■ GOAL OF THE EXERCISE: Select every line below containing the word "Структура".

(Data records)
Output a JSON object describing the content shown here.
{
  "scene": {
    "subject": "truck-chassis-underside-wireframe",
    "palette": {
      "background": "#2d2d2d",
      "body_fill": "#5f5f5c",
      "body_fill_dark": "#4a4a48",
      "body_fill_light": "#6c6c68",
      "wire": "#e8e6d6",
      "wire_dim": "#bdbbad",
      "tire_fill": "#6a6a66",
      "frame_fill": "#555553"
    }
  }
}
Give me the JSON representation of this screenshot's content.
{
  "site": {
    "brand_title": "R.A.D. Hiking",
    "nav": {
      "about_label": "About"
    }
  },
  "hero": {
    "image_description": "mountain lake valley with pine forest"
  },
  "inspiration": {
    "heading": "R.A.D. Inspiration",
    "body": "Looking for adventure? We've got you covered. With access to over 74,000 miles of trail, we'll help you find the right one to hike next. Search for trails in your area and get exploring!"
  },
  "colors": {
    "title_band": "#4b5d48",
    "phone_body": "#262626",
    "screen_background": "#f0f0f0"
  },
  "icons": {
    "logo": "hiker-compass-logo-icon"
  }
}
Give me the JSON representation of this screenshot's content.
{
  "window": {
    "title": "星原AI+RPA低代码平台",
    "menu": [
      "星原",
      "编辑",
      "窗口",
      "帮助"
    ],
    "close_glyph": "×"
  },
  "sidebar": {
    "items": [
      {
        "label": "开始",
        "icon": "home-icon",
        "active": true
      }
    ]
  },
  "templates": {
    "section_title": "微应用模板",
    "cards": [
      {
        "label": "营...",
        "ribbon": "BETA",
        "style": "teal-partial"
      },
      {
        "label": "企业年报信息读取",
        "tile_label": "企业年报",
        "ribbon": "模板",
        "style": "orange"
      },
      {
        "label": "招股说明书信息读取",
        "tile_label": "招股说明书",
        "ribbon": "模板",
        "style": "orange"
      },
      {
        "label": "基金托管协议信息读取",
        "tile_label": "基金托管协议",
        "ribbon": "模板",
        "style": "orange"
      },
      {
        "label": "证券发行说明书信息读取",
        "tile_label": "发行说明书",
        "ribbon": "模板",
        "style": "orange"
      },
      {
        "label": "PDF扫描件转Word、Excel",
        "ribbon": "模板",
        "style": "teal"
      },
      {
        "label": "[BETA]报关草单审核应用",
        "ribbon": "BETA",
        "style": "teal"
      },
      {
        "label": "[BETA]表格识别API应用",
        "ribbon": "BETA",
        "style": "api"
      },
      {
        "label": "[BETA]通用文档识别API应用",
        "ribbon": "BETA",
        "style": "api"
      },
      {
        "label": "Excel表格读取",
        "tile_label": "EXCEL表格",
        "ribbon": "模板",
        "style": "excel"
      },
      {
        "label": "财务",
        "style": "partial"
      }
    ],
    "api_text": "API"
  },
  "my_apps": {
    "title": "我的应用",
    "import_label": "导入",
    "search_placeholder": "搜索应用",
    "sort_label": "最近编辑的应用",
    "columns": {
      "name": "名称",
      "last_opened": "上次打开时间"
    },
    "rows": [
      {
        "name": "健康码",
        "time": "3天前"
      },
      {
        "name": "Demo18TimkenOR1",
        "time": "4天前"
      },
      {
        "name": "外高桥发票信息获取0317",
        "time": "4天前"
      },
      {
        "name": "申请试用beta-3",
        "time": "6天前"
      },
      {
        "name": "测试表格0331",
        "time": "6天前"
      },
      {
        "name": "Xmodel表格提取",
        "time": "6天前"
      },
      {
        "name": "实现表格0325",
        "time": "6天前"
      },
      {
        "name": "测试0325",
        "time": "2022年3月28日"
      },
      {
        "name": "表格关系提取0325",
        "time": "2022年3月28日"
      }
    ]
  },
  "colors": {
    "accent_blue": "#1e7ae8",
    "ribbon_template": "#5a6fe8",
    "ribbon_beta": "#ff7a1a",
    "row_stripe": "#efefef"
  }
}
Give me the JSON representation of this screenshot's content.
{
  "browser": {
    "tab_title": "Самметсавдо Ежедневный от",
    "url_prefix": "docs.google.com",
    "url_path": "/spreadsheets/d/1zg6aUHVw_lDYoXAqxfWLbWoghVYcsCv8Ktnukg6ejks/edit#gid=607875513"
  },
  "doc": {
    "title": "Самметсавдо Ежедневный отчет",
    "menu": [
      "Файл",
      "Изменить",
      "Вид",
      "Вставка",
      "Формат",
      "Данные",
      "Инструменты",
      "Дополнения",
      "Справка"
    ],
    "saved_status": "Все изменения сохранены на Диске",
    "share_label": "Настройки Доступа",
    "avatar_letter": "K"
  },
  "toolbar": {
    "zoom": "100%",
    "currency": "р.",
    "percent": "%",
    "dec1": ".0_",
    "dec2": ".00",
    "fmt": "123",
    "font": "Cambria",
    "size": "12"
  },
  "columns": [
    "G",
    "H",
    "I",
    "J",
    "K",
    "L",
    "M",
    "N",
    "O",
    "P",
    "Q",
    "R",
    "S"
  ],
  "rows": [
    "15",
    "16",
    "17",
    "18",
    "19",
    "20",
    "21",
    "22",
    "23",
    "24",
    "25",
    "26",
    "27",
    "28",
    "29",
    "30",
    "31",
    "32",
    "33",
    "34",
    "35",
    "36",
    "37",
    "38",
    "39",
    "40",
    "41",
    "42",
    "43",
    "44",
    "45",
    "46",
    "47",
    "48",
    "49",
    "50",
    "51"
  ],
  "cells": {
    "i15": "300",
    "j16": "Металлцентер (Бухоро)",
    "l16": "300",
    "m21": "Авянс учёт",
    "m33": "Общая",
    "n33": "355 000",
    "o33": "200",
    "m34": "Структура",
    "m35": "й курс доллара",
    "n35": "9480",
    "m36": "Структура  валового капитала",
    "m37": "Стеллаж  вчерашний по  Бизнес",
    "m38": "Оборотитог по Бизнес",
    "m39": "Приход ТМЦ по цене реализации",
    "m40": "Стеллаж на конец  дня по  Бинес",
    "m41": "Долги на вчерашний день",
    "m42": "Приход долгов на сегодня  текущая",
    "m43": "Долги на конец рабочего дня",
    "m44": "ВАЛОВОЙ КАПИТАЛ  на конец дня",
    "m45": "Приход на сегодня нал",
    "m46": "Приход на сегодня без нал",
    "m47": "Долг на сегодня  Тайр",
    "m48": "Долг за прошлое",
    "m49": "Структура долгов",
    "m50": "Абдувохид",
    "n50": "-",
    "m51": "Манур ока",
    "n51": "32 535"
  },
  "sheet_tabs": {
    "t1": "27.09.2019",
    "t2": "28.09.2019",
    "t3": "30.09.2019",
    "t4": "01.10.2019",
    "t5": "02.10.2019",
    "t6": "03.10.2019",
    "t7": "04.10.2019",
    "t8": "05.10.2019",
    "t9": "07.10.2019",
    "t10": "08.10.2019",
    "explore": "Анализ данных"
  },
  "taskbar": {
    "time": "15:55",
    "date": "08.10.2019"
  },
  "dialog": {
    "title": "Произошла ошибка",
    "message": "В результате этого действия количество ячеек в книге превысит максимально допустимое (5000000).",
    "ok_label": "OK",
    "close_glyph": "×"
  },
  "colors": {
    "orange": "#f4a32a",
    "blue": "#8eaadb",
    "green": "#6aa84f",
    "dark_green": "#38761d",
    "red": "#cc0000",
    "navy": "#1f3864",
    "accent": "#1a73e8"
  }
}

■ WRITTEN RESPONSE:
    "m34": "Структура",
    "m36": "Структура  валового капитала",
    "m49": "Структура долгов",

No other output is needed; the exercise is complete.